[Collection entries]

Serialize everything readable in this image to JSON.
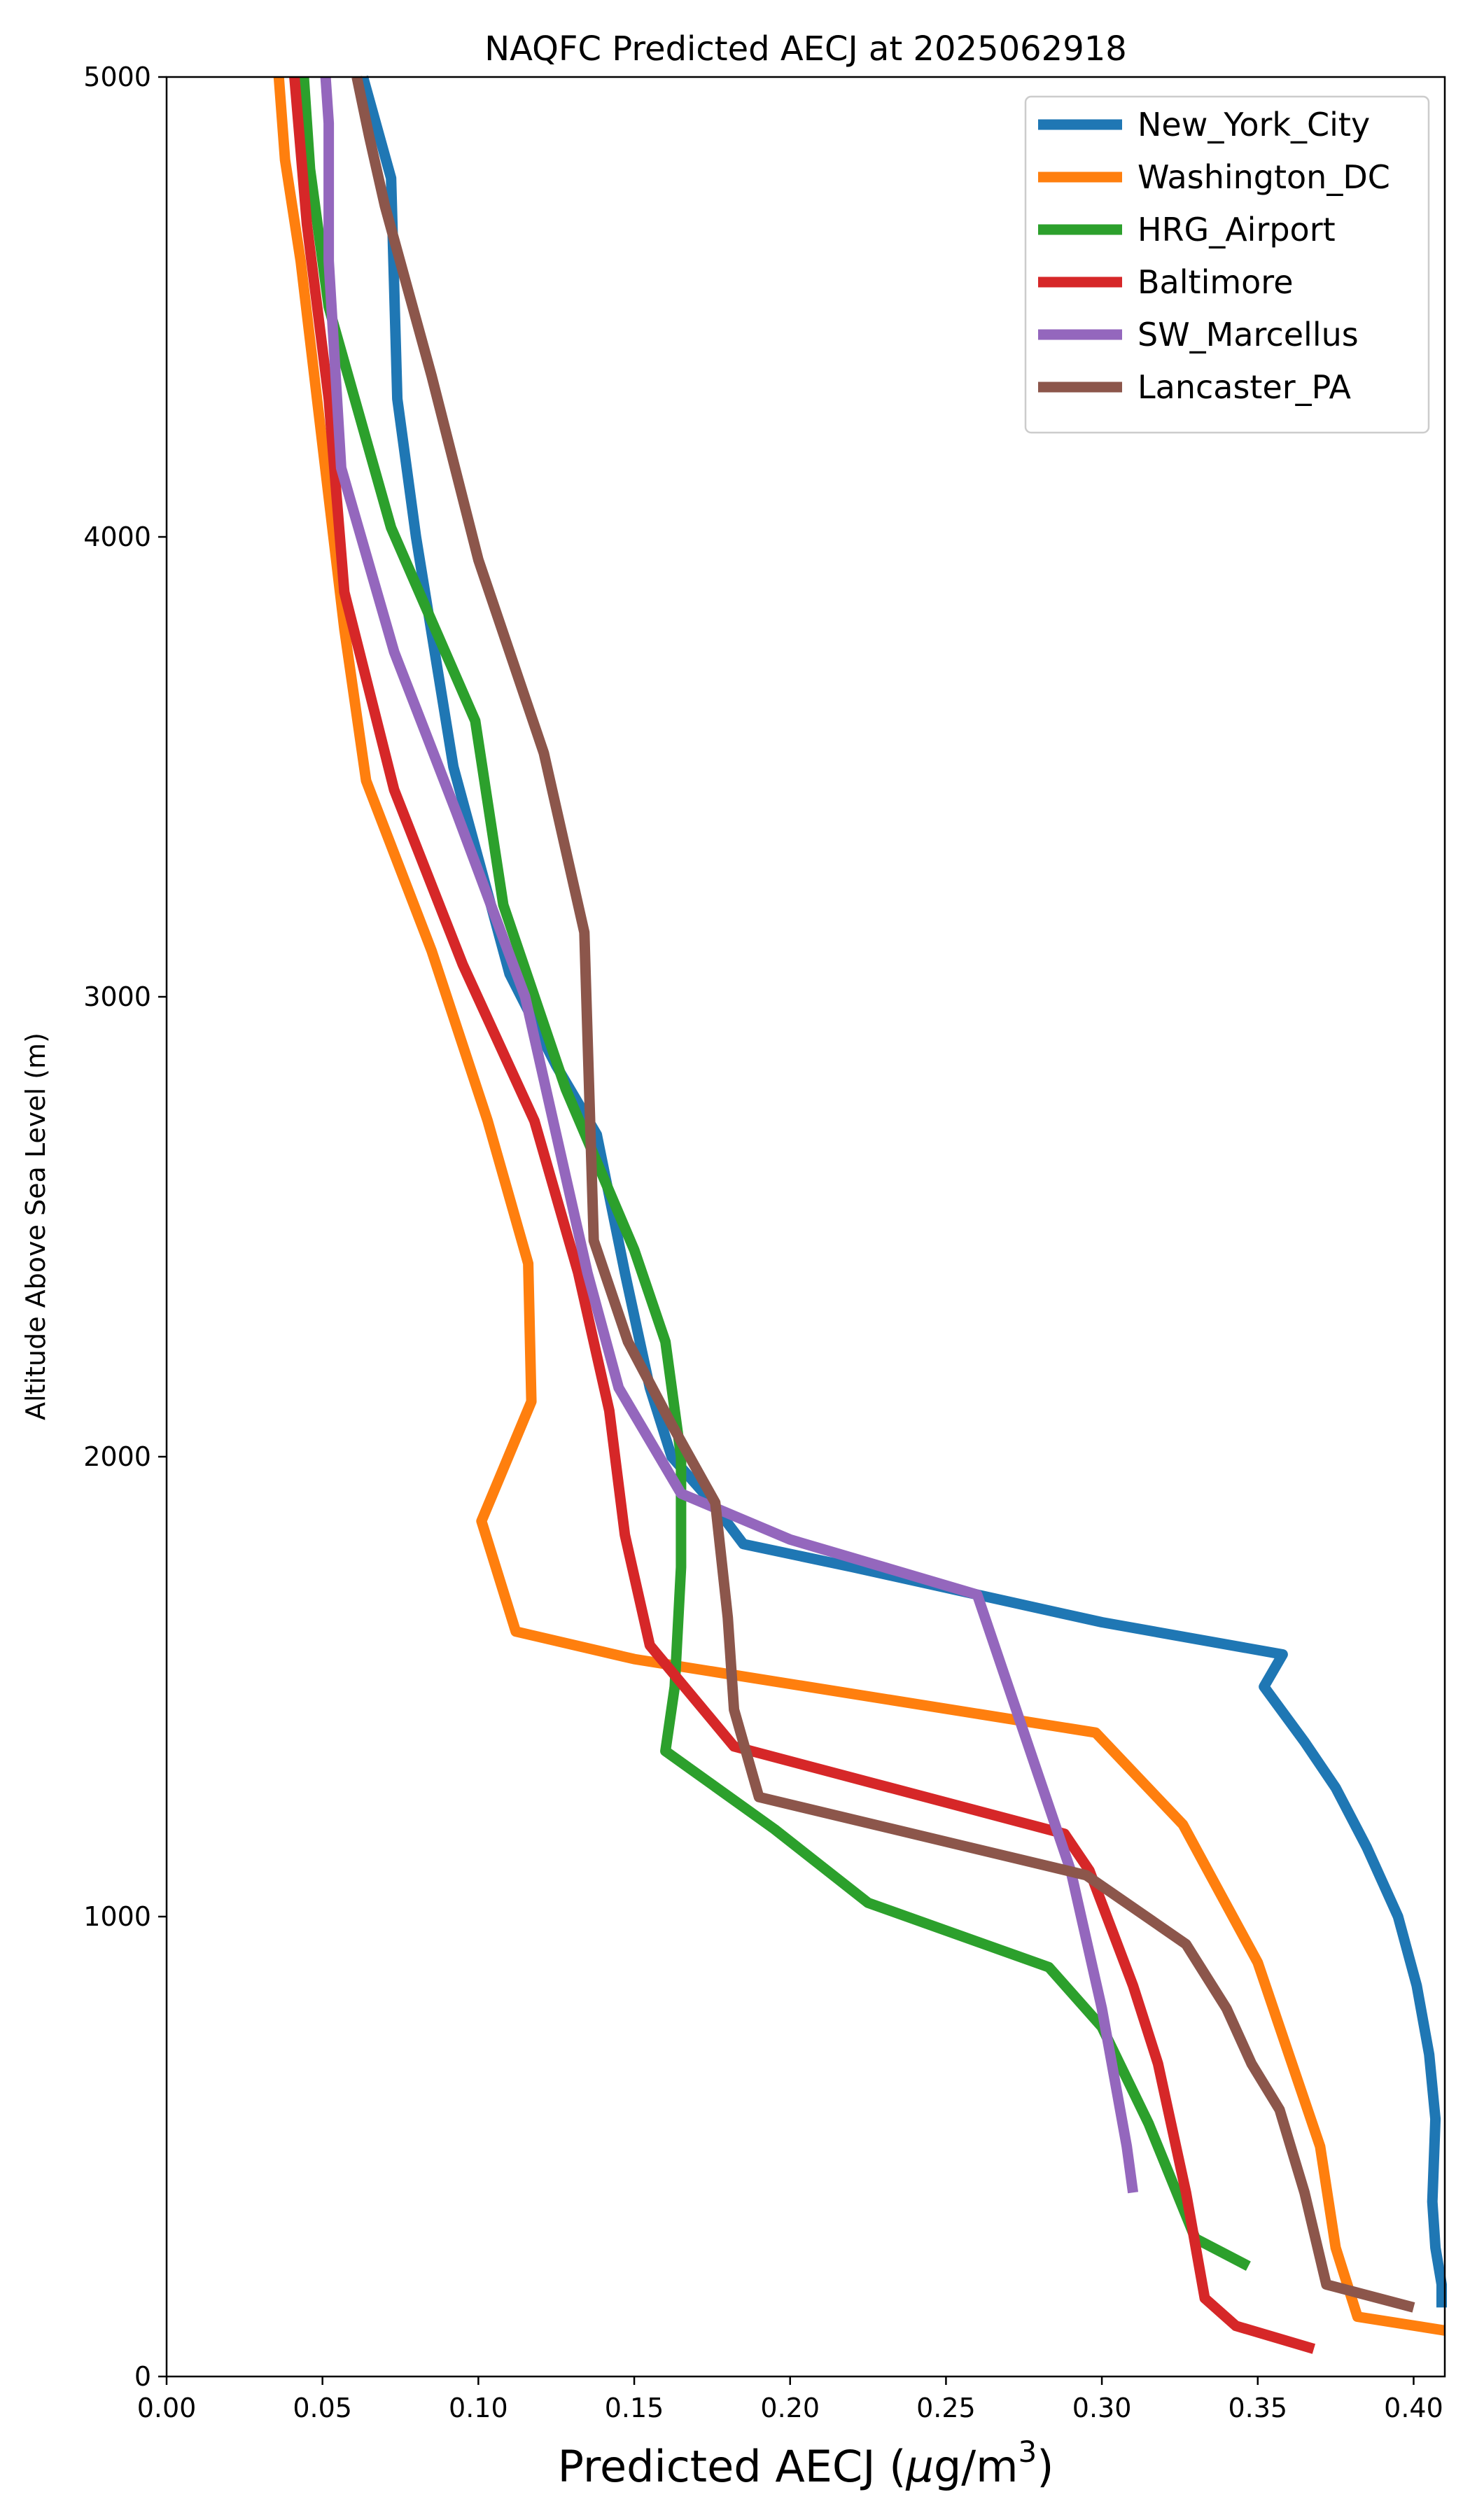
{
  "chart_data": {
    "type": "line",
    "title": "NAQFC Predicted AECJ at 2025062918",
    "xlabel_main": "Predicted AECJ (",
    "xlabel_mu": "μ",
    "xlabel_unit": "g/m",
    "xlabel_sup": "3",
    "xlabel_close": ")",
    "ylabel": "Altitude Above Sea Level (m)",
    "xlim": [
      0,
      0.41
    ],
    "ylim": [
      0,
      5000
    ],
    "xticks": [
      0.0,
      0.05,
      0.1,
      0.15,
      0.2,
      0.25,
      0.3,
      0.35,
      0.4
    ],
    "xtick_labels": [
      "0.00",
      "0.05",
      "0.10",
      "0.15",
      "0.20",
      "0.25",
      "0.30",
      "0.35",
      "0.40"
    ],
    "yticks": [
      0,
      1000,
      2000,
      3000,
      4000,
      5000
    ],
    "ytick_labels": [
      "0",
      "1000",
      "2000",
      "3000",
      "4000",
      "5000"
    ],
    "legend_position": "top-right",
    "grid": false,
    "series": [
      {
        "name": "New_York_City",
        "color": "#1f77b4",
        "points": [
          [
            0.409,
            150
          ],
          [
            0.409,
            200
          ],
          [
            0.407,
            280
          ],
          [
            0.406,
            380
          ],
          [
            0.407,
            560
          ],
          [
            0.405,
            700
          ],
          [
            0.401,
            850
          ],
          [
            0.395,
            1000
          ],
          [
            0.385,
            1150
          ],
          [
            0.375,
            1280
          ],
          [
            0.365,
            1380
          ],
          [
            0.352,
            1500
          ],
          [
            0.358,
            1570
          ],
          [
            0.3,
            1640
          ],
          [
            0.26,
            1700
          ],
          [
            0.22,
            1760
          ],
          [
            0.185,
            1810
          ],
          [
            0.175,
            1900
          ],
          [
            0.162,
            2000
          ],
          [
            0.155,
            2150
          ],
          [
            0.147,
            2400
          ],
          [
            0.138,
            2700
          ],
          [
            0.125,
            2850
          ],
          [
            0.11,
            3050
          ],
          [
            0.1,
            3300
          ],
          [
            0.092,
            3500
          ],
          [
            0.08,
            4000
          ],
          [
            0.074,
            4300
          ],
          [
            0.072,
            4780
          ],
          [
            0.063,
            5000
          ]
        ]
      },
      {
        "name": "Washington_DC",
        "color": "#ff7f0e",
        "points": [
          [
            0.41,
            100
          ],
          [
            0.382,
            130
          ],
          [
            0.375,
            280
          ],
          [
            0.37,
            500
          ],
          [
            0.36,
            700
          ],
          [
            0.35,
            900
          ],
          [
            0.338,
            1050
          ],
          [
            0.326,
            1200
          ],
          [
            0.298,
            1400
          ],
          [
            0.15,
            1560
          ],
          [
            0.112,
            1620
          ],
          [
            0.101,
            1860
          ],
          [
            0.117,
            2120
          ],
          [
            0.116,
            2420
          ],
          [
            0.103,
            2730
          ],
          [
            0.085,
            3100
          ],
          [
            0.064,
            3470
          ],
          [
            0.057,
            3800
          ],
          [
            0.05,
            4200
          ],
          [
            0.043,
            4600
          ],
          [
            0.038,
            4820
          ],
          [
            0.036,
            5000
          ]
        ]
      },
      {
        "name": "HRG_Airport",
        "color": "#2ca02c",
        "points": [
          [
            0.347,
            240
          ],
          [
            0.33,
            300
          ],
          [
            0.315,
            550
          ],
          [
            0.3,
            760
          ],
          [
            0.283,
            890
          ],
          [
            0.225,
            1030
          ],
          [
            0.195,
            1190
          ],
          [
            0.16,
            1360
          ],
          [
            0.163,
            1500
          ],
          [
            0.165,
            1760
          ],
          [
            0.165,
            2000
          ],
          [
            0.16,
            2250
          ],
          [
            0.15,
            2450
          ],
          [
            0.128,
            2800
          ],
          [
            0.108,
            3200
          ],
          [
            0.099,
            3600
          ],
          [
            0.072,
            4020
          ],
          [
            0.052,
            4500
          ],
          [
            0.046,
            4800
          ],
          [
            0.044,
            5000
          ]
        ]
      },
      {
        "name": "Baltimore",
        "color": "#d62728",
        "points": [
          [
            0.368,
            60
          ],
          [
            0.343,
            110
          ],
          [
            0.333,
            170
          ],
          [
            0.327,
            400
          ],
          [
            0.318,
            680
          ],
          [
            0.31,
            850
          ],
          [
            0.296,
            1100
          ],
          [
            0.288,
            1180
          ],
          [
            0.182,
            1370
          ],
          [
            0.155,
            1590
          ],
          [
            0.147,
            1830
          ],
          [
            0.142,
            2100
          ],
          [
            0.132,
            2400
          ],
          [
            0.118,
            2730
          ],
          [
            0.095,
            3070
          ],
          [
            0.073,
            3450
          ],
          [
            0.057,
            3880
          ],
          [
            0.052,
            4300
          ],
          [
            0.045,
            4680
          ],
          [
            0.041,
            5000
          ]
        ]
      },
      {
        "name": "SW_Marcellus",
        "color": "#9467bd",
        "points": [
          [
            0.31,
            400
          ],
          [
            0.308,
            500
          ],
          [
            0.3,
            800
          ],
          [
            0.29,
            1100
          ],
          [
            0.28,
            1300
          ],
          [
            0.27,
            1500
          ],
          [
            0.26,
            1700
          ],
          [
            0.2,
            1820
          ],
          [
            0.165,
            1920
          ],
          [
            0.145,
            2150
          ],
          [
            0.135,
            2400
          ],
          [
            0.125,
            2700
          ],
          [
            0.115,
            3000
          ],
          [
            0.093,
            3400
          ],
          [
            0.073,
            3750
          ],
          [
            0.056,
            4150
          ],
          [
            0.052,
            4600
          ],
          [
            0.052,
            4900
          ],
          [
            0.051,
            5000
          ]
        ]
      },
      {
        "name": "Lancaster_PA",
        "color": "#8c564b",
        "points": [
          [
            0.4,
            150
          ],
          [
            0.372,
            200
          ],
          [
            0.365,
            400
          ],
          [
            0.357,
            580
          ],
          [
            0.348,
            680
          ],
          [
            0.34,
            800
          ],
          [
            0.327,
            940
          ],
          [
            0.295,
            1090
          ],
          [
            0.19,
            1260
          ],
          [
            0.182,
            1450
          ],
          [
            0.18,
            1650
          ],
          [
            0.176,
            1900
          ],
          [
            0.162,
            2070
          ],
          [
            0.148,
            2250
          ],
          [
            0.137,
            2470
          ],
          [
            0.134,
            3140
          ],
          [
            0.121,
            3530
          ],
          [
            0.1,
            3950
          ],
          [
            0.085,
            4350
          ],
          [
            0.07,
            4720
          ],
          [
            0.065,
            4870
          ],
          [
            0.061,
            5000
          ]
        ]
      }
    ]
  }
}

● YOUR GOAL
Keep every word of the data as it is when you write it out, but drop the pictures.

● CORRECT OUTPUT
Serialize everything readable in this image to JSON.
{
  "chart_data": {
    "type": "line",
    "title": "NAQFC Predicted AECJ at 2025062918",
    "xlabel_main": "Predicted AECJ (",
    "xlabel_mu": "μ",
    "xlabel_unit": "g/m",
    "xlabel_sup": "3",
    "xlabel_close": ")",
    "ylabel": "Altitude Above Sea Level (m)",
    "xlim": [
      0,
      0.41
    ],
    "ylim": [
      0,
      5000
    ],
    "xticks": [
      0.0,
      0.05,
      0.1,
      0.15,
      0.2,
      0.25,
      0.3,
      0.35,
      0.4
    ],
    "xtick_labels": [
      "0.00",
      "0.05",
      "0.10",
      "0.15",
      "0.20",
      "0.25",
      "0.30",
      "0.35",
      "0.40"
    ],
    "yticks": [
      0,
      1000,
      2000,
      3000,
      4000,
      5000
    ],
    "ytick_labels": [
      "0",
      "1000",
      "2000",
      "3000",
      "4000",
      "5000"
    ],
    "legend_position": "top-right",
    "grid": false,
    "series": [
      {
        "name": "New_York_City",
        "color": "#1f77b4",
        "points": [
          [
            0.409,
            150
          ],
          [
            0.409,
            200
          ],
          [
            0.407,
            280
          ],
          [
            0.406,
            380
          ],
          [
            0.407,
            560
          ],
          [
            0.405,
            700
          ],
          [
            0.401,
            850
          ],
          [
            0.395,
            1000
          ],
          [
            0.385,
            1150
          ],
          [
            0.375,
            1280
          ],
          [
            0.365,
            1380
          ],
          [
            0.352,
            1500
          ],
          [
            0.358,
            1570
          ],
          [
            0.3,
            1640
          ],
          [
            0.26,
            1700
          ],
          [
            0.22,
            1760
          ],
          [
            0.185,
            1810
          ],
          [
            0.175,
            1900
          ],
          [
            0.162,
            2000
          ],
          [
            0.155,
            2150
          ],
          [
            0.147,
            2400
          ],
          [
            0.138,
            2700
          ],
          [
            0.125,
            2850
          ],
          [
            0.11,
            3050
          ],
          [
            0.1,
            3300
          ],
          [
            0.092,
            3500
          ],
          [
            0.08,
            4000
          ],
          [
            0.074,
            4300
          ],
          [
            0.072,
            4780
          ],
          [
            0.063,
            5000
          ]
        ]
      },
      {
        "name": "Washington_DC",
        "color": "#ff7f0e",
        "points": [
          [
            0.41,
            100
          ],
          [
            0.382,
            130
          ],
          [
            0.375,
            280
          ],
          [
            0.37,
            500
          ],
          [
            0.36,
            700
          ],
          [
            0.35,
            900
          ],
          [
            0.338,
            1050
          ],
          [
            0.326,
            1200
          ],
          [
            0.298,
            1400
          ],
          [
            0.15,
            1560
          ],
          [
            0.112,
            1620
          ],
          [
            0.101,
            1860
          ],
          [
            0.117,
            2120
          ],
          [
            0.116,
            2420
          ],
          [
            0.103,
            2730
          ],
          [
            0.085,
            3100
          ],
          [
            0.064,
            3470
          ],
          [
            0.057,
            3800
          ],
          [
            0.05,
            4200
          ],
          [
            0.043,
            4600
          ],
          [
            0.038,
            4820
          ],
          [
            0.036,
            5000
          ]
        ]
      },
      {
        "name": "HRG_Airport",
        "color": "#2ca02c",
        "points": [
          [
            0.347,
            240
          ],
          [
            0.33,
            300
          ],
          [
            0.315,
            550
          ],
          [
            0.3,
            760
          ],
          [
            0.283,
            890
          ],
          [
            0.225,
            1030
          ],
          [
            0.195,
            1190
          ],
          [
            0.16,
            1360
          ],
          [
            0.163,
            1500
          ],
          [
            0.165,
            1760
          ],
          [
            0.165,
            2000
          ],
          [
            0.16,
            2250
          ],
          [
            0.15,
            2450
          ],
          [
            0.128,
            2800
          ],
          [
            0.108,
            3200
          ],
          [
            0.099,
            3600
          ],
          [
            0.072,
            4020
          ],
          [
            0.052,
            4500
          ],
          [
            0.046,
            4800
          ],
          [
            0.044,
            5000
          ]
        ]
      },
      {
        "name": "Baltimore",
        "color": "#d62728",
        "points": [
          [
            0.368,
            60
          ],
          [
            0.343,
            110
          ],
          [
            0.333,
            170
          ],
          [
            0.327,
            400
          ],
          [
            0.318,
            680
          ],
          [
            0.31,
            850
          ],
          [
            0.296,
            1100
          ],
          [
            0.288,
            1180
          ],
          [
            0.182,
            1370
          ],
          [
            0.155,
            1590
          ],
          [
            0.147,
            1830
          ],
          [
            0.142,
            2100
          ],
          [
            0.132,
            2400
          ],
          [
            0.118,
            2730
          ],
          [
            0.095,
            3070
          ],
          [
            0.073,
            3450
          ],
          [
            0.057,
            3880
          ],
          [
            0.052,
            4300
          ],
          [
            0.045,
            4680
          ],
          [
            0.041,
            5000
          ]
        ]
      },
      {
        "name": "SW_Marcellus",
        "color": "#9467bd",
        "points": [
          [
            0.31,
            400
          ],
          [
            0.308,
            500
          ],
          [
            0.3,
            800
          ],
          [
            0.29,
            1100
          ],
          [
            0.28,
            1300
          ],
          [
            0.27,
            1500
          ],
          [
            0.26,
            1700
          ],
          [
            0.2,
            1820
          ],
          [
            0.165,
            1920
          ],
          [
            0.145,
            2150
          ],
          [
            0.135,
            2400
          ],
          [
            0.125,
            2700
          ],
          [
            0.115,
            3000
          ],
          [
            0.093,
            3400
          ],
          [
            0.073,
            3750
          ],
          [
            0.056,
            4150
          ],
          [
            0.052,
            4600
          ],
          [
            0.052,
            4900
          ],
          [
            0.051,
            5000
          ]
        ]
      },
      {
        "name": "Lancaster_PA",
        "color": "#8c564b",
        "points": [
          [
            0.4,
            150
          ],
          [
            0.372,
            200
          ],
          [
            0.365,
            400
          ],
          [
            0.357,
            580
          ],
          [
            0.348,
            680
          ],
          [
            0.34,
            800
          ],
          [
            0.327,
            940
          ],
          [
            0.295,
            1090
          ],
          [
            0.19,
            1260
          ],
          [
            0.182,
            1450
          ],
          [
            0.18,
            1650
          ],
          [
            0.176,
            1900
          ],
          [
            0.162,
            2070
          ],
          [
            0.148,
            2250
          ],
          [
            0.137,
            2470
          ],
          [
            0.134,
            3140
          ],
          [
            0.121,
            3530
          ],
          [
            0.1,
            3950
          ],
          [
            0.085,
            4350
          ],
          [
            0.07,
            4720
          ],
          [
            0.065,
            4870
          ],
          [
            0.061,
            5000
          ]
        ]
      }
    ]
  }
}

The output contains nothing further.